Task requirements =>
Leaving out the pictures, transcribe all of the records faithfully.

Extracted information =>
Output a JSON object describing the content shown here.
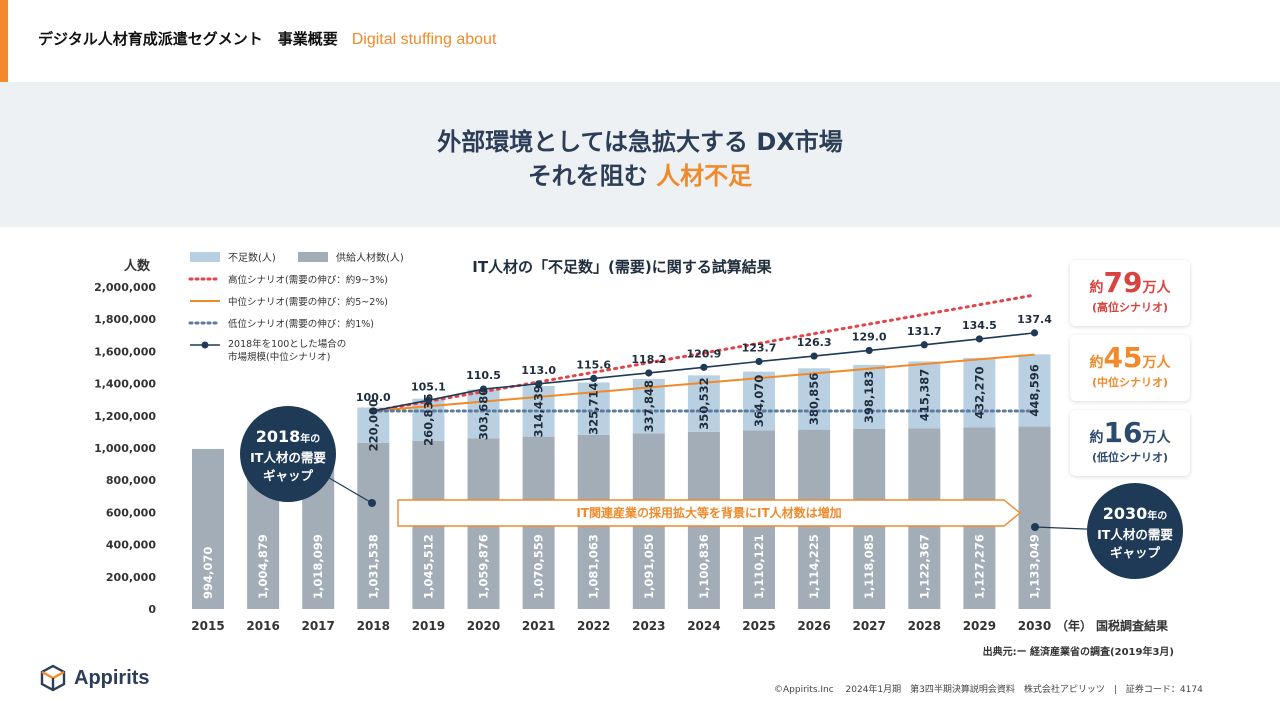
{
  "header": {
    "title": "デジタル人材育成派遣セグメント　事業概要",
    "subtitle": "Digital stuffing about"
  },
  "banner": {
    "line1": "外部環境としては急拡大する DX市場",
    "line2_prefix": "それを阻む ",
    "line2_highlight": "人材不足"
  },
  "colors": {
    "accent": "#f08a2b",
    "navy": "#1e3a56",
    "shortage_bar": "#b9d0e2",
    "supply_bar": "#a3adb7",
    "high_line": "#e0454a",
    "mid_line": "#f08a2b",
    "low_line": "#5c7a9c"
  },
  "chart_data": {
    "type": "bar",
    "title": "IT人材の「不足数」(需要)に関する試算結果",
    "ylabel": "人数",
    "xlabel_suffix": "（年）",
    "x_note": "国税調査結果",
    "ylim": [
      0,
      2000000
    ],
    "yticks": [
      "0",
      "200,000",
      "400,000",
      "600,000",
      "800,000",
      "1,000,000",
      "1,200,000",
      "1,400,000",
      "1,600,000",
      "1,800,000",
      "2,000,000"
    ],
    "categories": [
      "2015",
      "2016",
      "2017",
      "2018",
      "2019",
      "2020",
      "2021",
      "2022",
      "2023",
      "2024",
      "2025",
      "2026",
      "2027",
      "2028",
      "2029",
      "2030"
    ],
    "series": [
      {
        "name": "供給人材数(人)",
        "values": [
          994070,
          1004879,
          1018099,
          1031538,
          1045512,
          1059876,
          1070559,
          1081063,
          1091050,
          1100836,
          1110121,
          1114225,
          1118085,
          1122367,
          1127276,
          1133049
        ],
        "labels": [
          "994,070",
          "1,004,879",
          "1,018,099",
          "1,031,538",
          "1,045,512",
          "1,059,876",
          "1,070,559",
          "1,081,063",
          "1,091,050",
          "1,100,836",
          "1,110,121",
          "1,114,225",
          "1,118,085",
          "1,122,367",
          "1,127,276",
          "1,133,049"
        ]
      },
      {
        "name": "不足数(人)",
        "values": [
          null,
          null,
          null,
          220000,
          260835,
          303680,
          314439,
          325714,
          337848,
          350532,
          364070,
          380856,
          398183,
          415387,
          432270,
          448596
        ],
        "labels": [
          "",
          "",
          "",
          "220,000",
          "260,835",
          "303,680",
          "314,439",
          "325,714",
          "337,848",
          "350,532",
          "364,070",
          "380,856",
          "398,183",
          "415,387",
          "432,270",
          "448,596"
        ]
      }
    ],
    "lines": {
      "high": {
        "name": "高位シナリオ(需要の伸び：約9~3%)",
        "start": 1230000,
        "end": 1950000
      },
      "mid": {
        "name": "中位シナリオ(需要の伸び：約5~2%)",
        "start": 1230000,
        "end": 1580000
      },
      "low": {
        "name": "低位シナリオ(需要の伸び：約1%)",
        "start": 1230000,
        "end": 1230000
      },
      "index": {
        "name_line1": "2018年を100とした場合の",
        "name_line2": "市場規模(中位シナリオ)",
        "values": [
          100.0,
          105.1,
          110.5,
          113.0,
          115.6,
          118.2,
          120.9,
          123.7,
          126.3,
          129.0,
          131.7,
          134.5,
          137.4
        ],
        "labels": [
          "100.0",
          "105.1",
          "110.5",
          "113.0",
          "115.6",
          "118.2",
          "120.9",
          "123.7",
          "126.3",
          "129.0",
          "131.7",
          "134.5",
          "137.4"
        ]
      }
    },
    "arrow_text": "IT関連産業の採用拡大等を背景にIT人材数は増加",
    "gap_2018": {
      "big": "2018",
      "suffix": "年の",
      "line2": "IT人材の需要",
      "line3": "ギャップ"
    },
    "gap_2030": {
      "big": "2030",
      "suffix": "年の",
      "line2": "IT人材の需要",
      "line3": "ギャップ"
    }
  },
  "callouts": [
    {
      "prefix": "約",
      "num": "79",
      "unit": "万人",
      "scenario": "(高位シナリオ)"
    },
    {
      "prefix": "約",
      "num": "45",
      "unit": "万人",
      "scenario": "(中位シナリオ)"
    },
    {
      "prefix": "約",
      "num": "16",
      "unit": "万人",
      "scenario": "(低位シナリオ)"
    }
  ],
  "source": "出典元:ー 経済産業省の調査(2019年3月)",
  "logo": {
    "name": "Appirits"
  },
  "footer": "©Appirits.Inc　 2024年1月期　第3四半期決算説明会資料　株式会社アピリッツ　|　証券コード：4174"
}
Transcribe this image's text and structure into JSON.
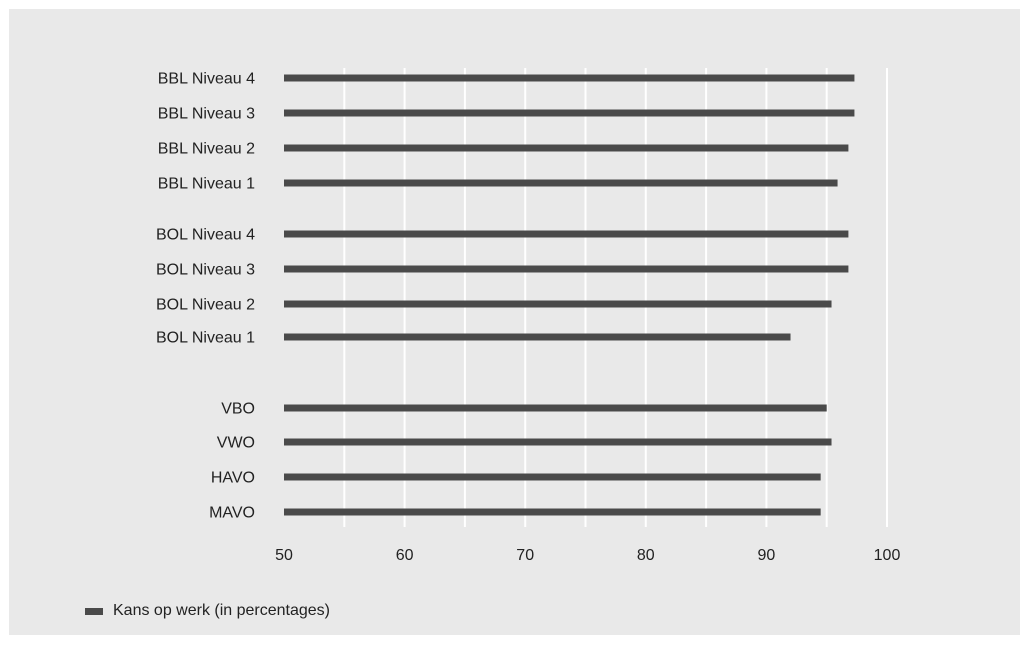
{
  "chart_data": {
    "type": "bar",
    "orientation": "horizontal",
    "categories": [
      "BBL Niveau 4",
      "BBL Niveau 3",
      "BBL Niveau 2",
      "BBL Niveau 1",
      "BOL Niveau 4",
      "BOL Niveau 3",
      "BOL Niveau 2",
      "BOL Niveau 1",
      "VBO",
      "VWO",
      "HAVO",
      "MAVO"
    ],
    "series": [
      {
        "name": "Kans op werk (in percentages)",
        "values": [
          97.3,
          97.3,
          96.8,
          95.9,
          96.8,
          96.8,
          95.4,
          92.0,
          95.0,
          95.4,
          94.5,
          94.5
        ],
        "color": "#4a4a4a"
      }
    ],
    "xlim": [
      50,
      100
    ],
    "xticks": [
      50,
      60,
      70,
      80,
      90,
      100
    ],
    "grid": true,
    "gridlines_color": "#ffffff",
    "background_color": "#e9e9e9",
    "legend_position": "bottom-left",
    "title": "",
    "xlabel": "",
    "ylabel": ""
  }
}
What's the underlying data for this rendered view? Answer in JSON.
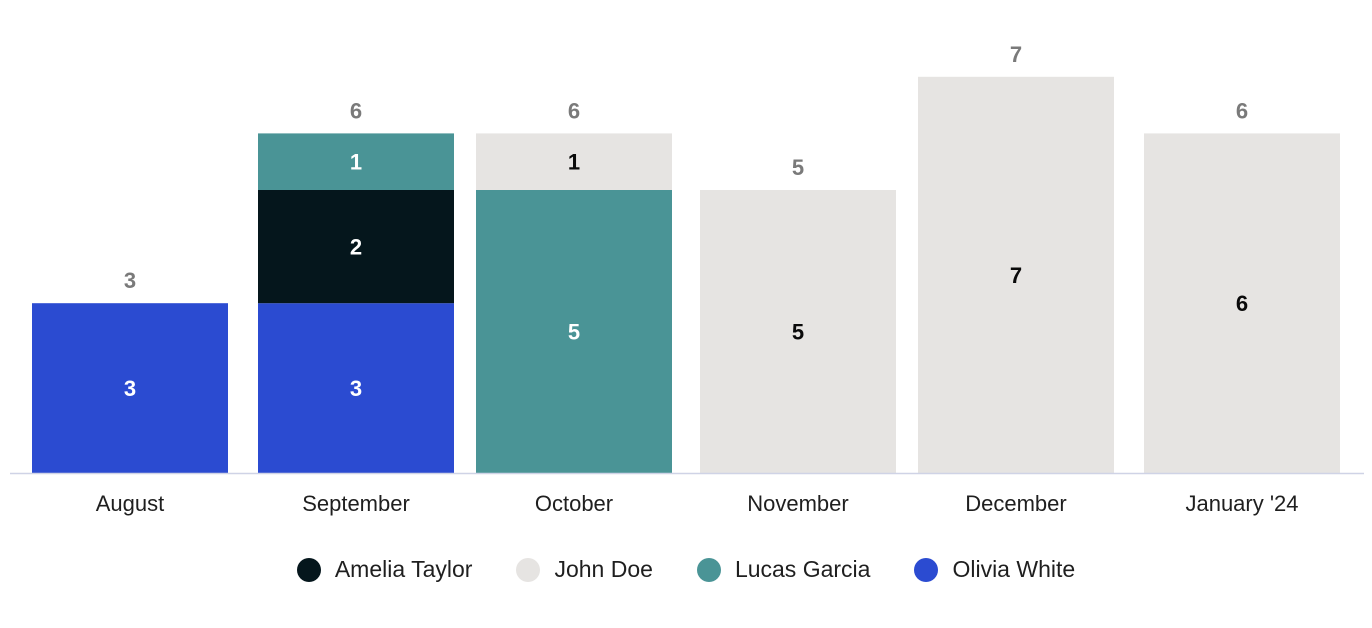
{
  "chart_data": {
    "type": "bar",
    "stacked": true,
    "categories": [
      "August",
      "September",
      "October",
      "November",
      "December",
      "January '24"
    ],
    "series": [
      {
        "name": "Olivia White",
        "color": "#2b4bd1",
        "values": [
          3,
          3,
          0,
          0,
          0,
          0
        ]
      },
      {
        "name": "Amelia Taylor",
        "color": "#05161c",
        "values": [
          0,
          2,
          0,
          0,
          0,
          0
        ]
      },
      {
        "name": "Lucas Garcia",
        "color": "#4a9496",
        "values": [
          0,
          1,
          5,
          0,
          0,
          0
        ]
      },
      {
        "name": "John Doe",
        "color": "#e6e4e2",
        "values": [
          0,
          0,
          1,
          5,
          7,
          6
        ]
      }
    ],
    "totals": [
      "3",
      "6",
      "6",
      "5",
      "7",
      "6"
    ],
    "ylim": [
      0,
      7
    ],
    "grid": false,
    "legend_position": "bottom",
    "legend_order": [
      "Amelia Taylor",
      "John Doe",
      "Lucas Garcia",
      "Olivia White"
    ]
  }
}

Answer to this problem =>
Output a JSON object describing the content shown here.
{
  "header": {
    "title": "デジタル人材育成派遣セグメント　事業概要",
    "subtitle": "Digital stuffing about"
  },
  "banner": {
    "line1": "外部環境としては急拡大する DX市場",
    "line2_prefix": "それを阻む ",
    "line2_highlight": "人材不足"
  },
  "colors": {
    "accent": "#f08a2b",
    "navy": "#1e3a56",
    "shortage_bar": "#b9d0e2",
    "supply_bar": "#a3adb7",
    "high_line": "#e0454a",
    "mid_line": "#f08a2b",
    "low_line": "#5c7a9c"
  },
  "chart_data": {
    "type": "bar",
    "title": "IT人材の「不足数」(需要)に関する試算結果",
    "ylabel": "人数",
    "xlabel_suffix": "（年）",
    "x_note": "国税調査結果",
    "ylim": [
      0,
      2000000
    ],
    "yticks": [
      "0",
      "200,000",
      "400,000",
      "600,000",
      "800,000",
      "1,000,000",
      "1,200,000",
      "1,400,000",
      "1,600,000",
      "1,800,000",
      "2,000,000"
    ],
    "categories": [
      "2015",
      "2016",
      "2017",
      "2018",
      "2019",
      "2020",
      "2021",
      "2022",
      "2023",
      "2024",
      "2025",
      "2026",
      "2027",
      "2028",
      "2029",
      "2030"
    ],
    "series": [
      {
        "name": "供給人材数(人)",
        "values": [
          994070,
          1004879,
          1018099,
          1031538,
          1045512,
          1059876,
          1070559,
          1081063,
          1091050,
          1100836,
          1110121,
          1114225,
          1118085,
          1122367,
          1127276,
          1133049
        ],
        "labels": [
          "994,070",
          "1,004,879",
          "1,018,099",
          "1,031,538",
          "1,045,512",
          "1,059,876",
          "1,070,559",
          "1,081,063",
          "1,091,050",
          "1,100,836",
          "1,110,121",
          "1,114,225",
          "1,118,085",
          "1,122,367",
          "1,127,276",
          "1,133,049"
        ]
      },
      {
        "name": "不足数(人)",
        "values": [
          null,
          null,
          null,
          220000,
          260835,
          303680,
          314439,
          325714,
          337848,
          350532,
          364070,
          380856,
          398183,
          415387,
          432270,
          448596
        ],
        "labels": [
          "",
          "",
          "",
          "220,000",
          "260,835",
          "303,680",
          "314,439",
          "325,714",
          "337,848",
          "350,532",
          "364,070",
          "380,856",
          "398,183",
          "415,387",
          "432,270",
          "448,596"
        ]
      }
    ],
    "lines": {
      "high": {
        "name": "高位シナリオ(需要の伸び：約9~3%)",
        "start": 1230000,
        "end": 1950000
      },
      "mid": {
        "name": "中位シナリオ(需要の伸び：約5~2%)",
        "start": 1230000,
        "end": 1580000
      },
      "low": {
        "name": "低位シナリオ(需要の伸び：約1%)",
        "start": 1230000,
        "end": 1230000
      },
      "index": {
        "name_line1": "2018年を100とした場合の",
        "name_line2": "市場規模(中位シナリオ)",
        "values": [
          100.0,
          105.1,
          110.5,
          113.0,
          115.6,
          118.2,
          120.9,
          123.7,
          126.3,
          129.0,
          131.7,
          134.5,
          137.4
        ],
        "labels": [
          "100.0",
          "105.1",
          "110.5",
          "113.0",
          "115.6",
          "118.2",
          "120.9",
          "123.7",
          "126.3",
          "129.0",
          "131.7",
          "134.5",
          "137.4"
        ]
      }
    },
    "arrow_text": "IT関連産業の採用拡大等を背景にIT人材数は増加",
    "gap_2018": {
      "big": "2018",
      "suffix": "年の",
      "line2": "IT人材の需要",
      "line3": "ギャップ"
    },
    "gap_2030": {
      "big": "2030",
      "suffix": "年の",
      "line2": "IT人材の需要",
      "line3": "ギャップ"
    }
  },
  "callouts": [
    {
      "prefix": "約",
      "num": "79",
      "unit": "万人",
      "scenario": "(高位シナリオ)"
    },
    {
      "prefix": "約",
      "num": "45",
      "unit": "万人",
      "scenario": "(中位シナリオ)"
    },
    {
      "prefix": "約",
      "num": "16",
      "unit": "万人",
      "scenario": "(低位シナリオ)"
    }
  ],
  "source": "出典元:ー 経済産業省の調査(2019年3月)",
  "logo": {
    "name": "Appirits"
  },
  "footer": "©Appirits.Inc　 2024年1月期　第3四半期決算説明会資料　株式会社アピリッツ　|　証券コード：4174"
}
Transcribe this image's text and structure into JSON.
{
  "chart_data": {
    "type": "bar",
    "orientation": "horizontal",
    "categories": [
      "BBL Niveau 4",
      "BBL Niveau 3",
      "BBL Niveau 2",
      "BBL Niveau 1",
      "BOL Niveau 4",
      "BOL Niveau 3",
      "BOL Niveau 2",
      "BOL Niveau 1",
      "VBO",
      "VWO",
      "HAVO",
      "MAVO"
    ],
    "series": [
      {
        "name": "Kans op werk (in percentages)",
        "values": [
          97.3,
          97.3,
          96.8,
          95.9,
          96.8,
          96.8,
          95.4,
          92.0,
          95.0,
          95.4,
          94.5,
          94.5
        ],
        "color": "#4a4a4a"
      }
    ],
    "xlim": [
      50,
      100
    ],
    "xticks": [
      50,
      60,
      70,
      80,
      90,
      100
    ],
    "grid": true,
    "gridlines_color": "#ffffff",
    "background_color": "#e9e9e9",
    "legend_position": "bottom-left",
    "title": "",
    "xlabel": "",
    "ylabel": ""
  }
}
What's the underlying data for this rendered view? Answer in JSON.
{
  "chart_data": {
    "type": "bar",
    "stacked": true,
    "categories": [
      "August",
      "September",
      "October",
      "November",
      "December",
      "January '24"
    ],
    "series": [
      {
        "name": "Olivia White",
        "color": "#2b4bd1",
        "values": [
          3,
          3,
          0,
          0,
          0,
          0
        ]
      },
      {
        "name": "Amelia Taylor",
        "color": "#05161c",
        "values": [
          0,
          2,
          0,
          0,
          0,
          0
        ]
      },
      {
        "name": "Lucas Garcia",
        "color": "#4a9496",
        "values": [
          0,
          1,
          5,
          0,
          0,
          0
        ]
      },
      {
        "name": "John Doe",
        "color": "#e6e4e2",
        "values": [
          0,
          0,
          1,
          5,
          7,
          6
        ]
      }
    ],
    "totals": [
      "3",
      "6",
      "6",
      "5",
      "7",
      "6"
    ],
    "ylim": [
      0,
      7
    ],
    "grid": false,
    "legend_position": "bottom",
    "legend_order": [
      "Amelia Taylor",
      "John Doe",
      "Lucas Garcia",
      "Olivia White"
    ]
  }
}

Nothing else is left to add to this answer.